#### [Problem details]
Each line below should be quoted exactly, please.

(Records about charts and figures)
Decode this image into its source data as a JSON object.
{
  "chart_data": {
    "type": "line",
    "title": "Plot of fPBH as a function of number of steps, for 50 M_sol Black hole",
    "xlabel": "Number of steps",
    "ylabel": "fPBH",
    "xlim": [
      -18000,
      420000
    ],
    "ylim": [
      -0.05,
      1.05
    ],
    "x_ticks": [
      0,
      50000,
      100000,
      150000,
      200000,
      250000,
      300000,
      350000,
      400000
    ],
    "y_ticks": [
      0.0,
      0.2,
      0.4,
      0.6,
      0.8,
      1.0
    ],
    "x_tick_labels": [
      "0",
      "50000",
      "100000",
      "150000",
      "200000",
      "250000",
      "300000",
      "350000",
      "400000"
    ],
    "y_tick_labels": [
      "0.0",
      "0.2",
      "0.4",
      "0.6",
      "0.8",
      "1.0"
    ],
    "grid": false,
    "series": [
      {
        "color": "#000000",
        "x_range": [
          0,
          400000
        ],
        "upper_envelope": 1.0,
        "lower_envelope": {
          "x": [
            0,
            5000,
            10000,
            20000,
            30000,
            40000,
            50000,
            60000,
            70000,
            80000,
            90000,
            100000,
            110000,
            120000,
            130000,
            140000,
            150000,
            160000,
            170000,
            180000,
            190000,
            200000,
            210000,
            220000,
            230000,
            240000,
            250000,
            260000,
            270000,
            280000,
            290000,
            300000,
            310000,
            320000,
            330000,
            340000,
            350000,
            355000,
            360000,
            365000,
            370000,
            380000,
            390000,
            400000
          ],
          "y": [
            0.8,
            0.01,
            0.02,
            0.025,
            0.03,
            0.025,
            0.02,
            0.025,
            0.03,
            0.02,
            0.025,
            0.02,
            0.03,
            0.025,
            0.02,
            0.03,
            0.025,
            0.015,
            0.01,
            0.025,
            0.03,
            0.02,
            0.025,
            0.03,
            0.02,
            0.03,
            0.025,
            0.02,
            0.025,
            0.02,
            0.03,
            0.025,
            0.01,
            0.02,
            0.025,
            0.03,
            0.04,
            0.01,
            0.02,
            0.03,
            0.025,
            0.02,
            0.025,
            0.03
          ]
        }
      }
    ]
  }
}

#### [Final result]
Decode this image into its source data as a JSON object.
{
  "chart_data": {
    "type": "line",
    "title": "Plot of fPBH as a function of number of steps, for 50 M_sol Black hole",
    "xlabel": "Number of steps",
    "ylabel": "fPBH",
    "xlim": [
      -18000,
      420000
    ],
    "ylim": [
      -0.05,
      1.05
    ],
    "x_ticks": [
      0,
      50000,
      100000,
      150000,
      200000,
      250000,
      300000,
      350000,
      400000
    ],
    "y_ticks": [
      0.0,
      0.2,
      0.4,
      0.6,
      0.8,
      1.0
    ],
    "x_tick_labels": [
      "0",
      "50000",
      "100000",
      "150000",
      "200000",
      "250000",
      "300000",
      "350000",
      "400000"
    ],
    "y_tick_labels": [
      "0.0",
      "0.2",
      "0.4",
      "0.6",
      "0.8",
      "1.0"
    ],
    "grid": false,
    "series": [
      {
        "color": "#000000",
        "x_range": [
          0,
          400000
        ],
        "upper_envelope": 1.0,
        "lower_envelope": {
          "x": [
            0,
            5000,
            10000,
            20000,
            30000,
            40000,
            50000,
            60000,
            70000,
            80000,
            90000,
            100000,
            110000,
            120000,
            130000,
            140000,
            150000,
            160000,
            170000,
            180000,
            190000,
            200000,
            210000,
            220000,
            230000,
            240000,
            250000,
            260000,
            270000,
            280000,
            290000,
            300000,
            310000,
            320000,
            330000,
            340000,
            350000,
            355000,
            360000,
            365000,
            370000,
            380000,
            390000,
            400000
          ],
          "y": [
            0.8,
            0.01,
            0.02,
            0.025,
            0.03,
            0.025,
            0.02,
            0.025,
            0.03,
            0.02,
            0.025,
            0.02,
            0.03,
            0.025,
            0.02,
            0.03,
            0.025,
            0.015,
            0.01,
            0.025,
            0.03,
            0.02,
            0.025,
            0.03,
            0.02,
            0.03,
            0.025,
            0.02,
            0.025,
            0.02,
            0.03,
            0.025,
            0.01,
            0.02,
            0.025,
            0.03,
            0.04,
            0.01,
            0.02,
            0.03,
            0.025,
            0.02,
            0.025,
            0.03
          ]
        }
      }
    ]
  }
}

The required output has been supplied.